REQUEST: Search the material for the word "Sombor" and copy each line that holds it.

[AVAILABLE DATA start]

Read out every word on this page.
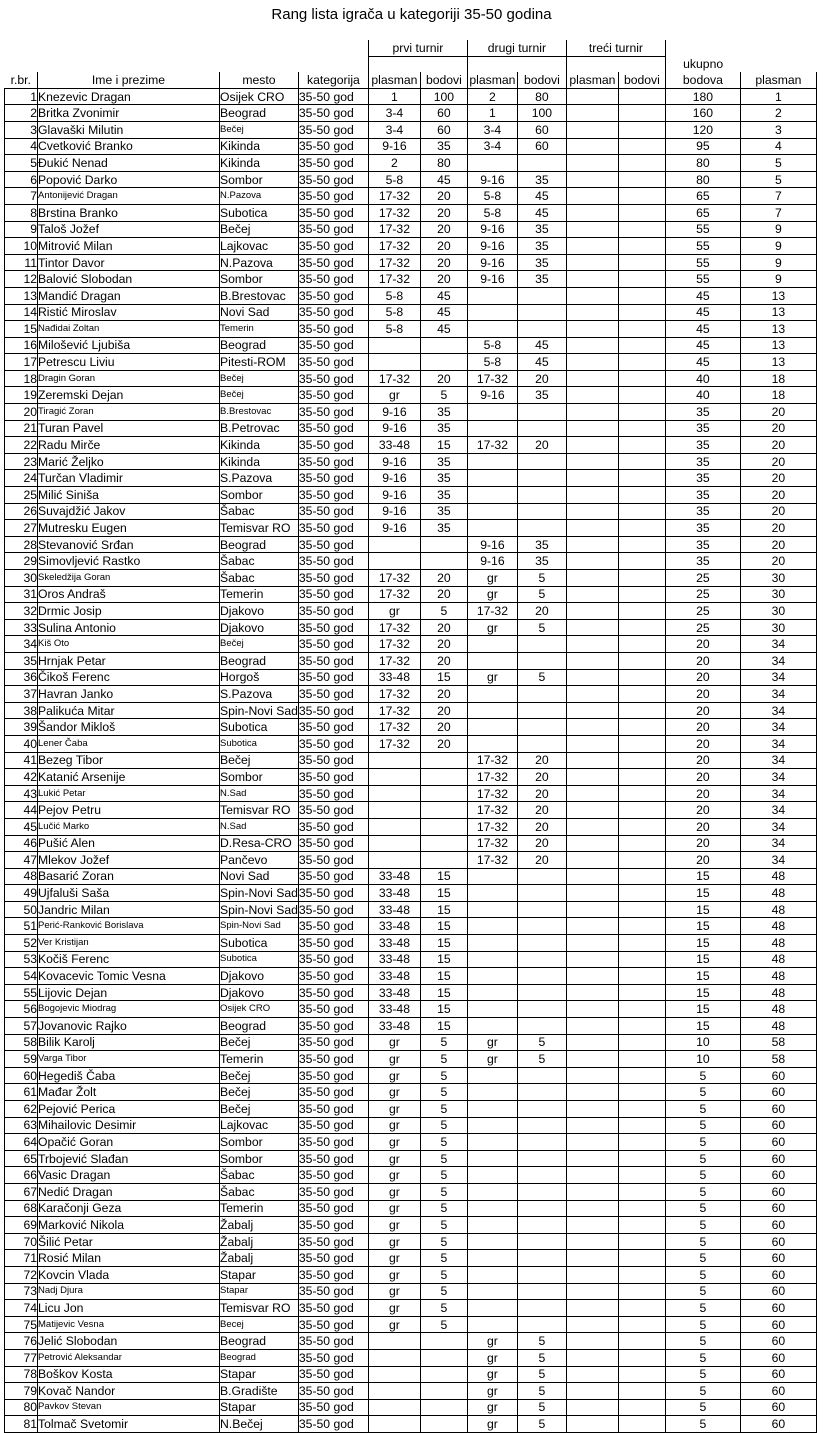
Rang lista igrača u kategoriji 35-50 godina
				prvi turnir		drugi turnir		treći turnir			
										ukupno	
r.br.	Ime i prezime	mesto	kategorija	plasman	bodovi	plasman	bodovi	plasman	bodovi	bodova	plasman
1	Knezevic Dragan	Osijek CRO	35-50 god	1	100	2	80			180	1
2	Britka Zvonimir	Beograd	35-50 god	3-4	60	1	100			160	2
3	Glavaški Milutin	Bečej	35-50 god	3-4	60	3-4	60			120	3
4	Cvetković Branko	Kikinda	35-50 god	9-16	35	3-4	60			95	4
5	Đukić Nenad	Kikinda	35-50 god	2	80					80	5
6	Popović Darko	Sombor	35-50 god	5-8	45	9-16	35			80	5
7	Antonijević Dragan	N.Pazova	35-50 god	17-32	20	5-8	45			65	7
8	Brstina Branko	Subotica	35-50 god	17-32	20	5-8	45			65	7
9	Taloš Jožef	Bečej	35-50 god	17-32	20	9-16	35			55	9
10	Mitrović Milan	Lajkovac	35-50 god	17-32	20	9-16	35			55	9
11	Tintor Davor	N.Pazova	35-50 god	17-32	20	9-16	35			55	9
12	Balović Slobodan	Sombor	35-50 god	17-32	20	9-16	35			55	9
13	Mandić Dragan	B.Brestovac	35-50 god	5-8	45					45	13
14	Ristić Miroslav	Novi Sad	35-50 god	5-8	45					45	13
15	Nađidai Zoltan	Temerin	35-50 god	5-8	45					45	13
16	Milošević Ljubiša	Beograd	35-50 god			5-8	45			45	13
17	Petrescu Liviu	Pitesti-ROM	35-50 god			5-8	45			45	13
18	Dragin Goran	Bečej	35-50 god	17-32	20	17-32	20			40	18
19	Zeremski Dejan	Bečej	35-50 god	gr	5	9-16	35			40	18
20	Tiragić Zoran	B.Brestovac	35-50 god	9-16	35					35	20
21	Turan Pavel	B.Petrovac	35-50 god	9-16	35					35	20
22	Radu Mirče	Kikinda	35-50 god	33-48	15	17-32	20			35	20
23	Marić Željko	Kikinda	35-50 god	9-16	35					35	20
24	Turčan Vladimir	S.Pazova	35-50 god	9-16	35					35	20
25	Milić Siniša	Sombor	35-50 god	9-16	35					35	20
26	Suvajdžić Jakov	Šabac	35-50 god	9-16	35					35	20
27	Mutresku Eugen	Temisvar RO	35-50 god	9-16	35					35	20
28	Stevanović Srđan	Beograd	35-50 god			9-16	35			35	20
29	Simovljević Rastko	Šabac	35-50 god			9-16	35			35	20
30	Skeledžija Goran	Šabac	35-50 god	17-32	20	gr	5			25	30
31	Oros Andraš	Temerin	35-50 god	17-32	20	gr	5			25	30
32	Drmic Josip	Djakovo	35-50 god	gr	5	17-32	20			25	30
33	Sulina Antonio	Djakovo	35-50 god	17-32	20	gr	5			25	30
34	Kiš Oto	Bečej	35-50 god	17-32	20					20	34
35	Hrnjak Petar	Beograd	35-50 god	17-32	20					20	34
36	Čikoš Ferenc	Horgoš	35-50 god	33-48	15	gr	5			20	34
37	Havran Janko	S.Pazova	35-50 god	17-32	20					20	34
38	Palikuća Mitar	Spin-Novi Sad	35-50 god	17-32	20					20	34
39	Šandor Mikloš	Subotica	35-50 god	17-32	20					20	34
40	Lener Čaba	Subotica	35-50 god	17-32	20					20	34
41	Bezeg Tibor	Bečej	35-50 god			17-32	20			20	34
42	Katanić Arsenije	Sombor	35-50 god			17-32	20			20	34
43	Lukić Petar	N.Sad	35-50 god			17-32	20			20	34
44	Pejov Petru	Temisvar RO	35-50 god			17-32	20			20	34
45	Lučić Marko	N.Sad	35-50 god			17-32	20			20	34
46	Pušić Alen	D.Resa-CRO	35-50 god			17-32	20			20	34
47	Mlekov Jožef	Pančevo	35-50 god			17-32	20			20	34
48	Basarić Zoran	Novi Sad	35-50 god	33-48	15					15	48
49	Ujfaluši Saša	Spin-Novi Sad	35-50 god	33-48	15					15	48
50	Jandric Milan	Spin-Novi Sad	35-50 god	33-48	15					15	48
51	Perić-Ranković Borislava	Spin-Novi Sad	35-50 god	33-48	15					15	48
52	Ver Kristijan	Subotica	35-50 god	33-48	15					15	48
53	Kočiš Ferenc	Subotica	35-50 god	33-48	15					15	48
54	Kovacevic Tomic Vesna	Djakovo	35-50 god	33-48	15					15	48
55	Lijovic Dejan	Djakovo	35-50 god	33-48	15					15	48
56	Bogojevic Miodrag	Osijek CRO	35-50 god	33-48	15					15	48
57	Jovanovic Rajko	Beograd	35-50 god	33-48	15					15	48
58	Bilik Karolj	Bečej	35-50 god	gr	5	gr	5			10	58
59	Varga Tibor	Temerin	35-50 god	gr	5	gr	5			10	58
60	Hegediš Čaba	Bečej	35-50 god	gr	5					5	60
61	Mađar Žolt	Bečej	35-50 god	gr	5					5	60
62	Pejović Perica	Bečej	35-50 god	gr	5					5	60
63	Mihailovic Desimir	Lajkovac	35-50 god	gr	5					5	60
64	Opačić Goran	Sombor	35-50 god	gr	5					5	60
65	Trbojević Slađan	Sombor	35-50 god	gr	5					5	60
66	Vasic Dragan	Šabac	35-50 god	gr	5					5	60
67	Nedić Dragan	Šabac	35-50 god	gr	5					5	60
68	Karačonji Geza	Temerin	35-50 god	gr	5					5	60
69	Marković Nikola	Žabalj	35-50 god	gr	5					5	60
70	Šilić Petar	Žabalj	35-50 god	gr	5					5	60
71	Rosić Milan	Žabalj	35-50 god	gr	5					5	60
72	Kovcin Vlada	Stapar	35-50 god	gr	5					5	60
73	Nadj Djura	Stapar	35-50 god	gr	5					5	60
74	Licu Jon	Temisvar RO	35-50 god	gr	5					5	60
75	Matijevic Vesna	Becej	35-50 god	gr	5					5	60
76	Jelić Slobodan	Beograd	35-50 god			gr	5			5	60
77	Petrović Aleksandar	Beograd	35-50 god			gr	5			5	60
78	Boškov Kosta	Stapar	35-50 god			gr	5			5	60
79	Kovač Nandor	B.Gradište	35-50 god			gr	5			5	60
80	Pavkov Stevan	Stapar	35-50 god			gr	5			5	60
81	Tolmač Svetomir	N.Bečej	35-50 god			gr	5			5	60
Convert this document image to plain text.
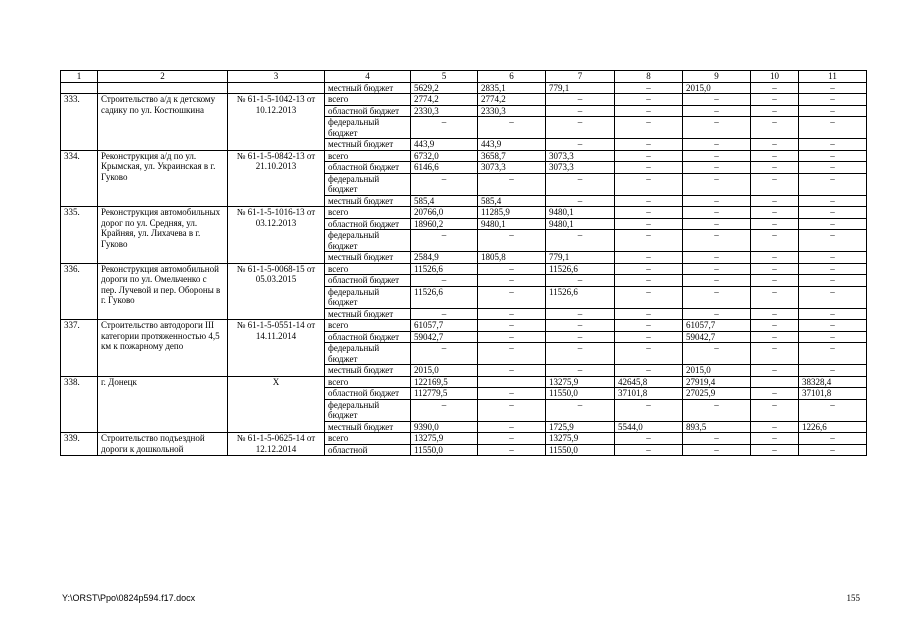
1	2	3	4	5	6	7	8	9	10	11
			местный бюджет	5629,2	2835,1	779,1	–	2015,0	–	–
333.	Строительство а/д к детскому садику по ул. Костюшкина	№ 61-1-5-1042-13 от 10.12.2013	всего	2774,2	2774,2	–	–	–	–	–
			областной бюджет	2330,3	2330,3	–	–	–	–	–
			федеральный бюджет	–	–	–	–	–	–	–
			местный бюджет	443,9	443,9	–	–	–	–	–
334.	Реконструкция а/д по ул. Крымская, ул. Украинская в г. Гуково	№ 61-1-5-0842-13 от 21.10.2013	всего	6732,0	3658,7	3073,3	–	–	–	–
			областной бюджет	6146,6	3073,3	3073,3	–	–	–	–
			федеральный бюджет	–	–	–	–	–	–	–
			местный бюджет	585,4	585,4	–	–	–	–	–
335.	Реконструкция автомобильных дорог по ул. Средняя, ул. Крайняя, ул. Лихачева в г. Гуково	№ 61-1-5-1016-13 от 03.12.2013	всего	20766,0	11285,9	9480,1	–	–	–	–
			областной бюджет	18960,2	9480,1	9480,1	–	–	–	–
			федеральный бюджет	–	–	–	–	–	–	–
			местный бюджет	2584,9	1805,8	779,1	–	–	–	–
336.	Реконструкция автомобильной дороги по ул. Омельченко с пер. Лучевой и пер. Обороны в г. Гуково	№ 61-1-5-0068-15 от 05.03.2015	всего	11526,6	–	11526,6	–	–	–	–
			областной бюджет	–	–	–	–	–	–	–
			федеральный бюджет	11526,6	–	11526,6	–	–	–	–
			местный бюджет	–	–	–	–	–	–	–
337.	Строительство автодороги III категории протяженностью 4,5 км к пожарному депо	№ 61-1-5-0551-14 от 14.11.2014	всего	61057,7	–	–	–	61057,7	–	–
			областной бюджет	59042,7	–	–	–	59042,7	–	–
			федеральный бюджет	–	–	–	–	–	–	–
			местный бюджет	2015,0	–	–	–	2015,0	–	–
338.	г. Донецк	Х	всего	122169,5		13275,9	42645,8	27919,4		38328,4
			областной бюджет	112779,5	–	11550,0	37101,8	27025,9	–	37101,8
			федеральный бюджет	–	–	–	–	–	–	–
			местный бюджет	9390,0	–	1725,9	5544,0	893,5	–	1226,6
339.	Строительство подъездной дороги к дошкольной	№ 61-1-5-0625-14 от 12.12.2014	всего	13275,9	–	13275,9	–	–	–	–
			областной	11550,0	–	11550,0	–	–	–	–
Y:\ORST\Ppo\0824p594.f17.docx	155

[AVAILABLE DATA end]

RESPONSE TO THIS EXERCISE:
6	Popović Darko	Sombor	35-50 god	5-8	45	9-16	35			80	5
12	Balović Slobodan	Sombor	35-50 god	17-32	20	9-16	35			55	9
25	Milić Siniša	Sombor	35-50 god	9-16	35					35	20
42	Katanić Arsenije	Sombor	35-50 god			17-32	20			20	34
64	Opačić Goran	Sombor	35-50 god	gr	5					5	60
65	Trbojević Slađan	Sombor	35-50 god	gr	5					5	60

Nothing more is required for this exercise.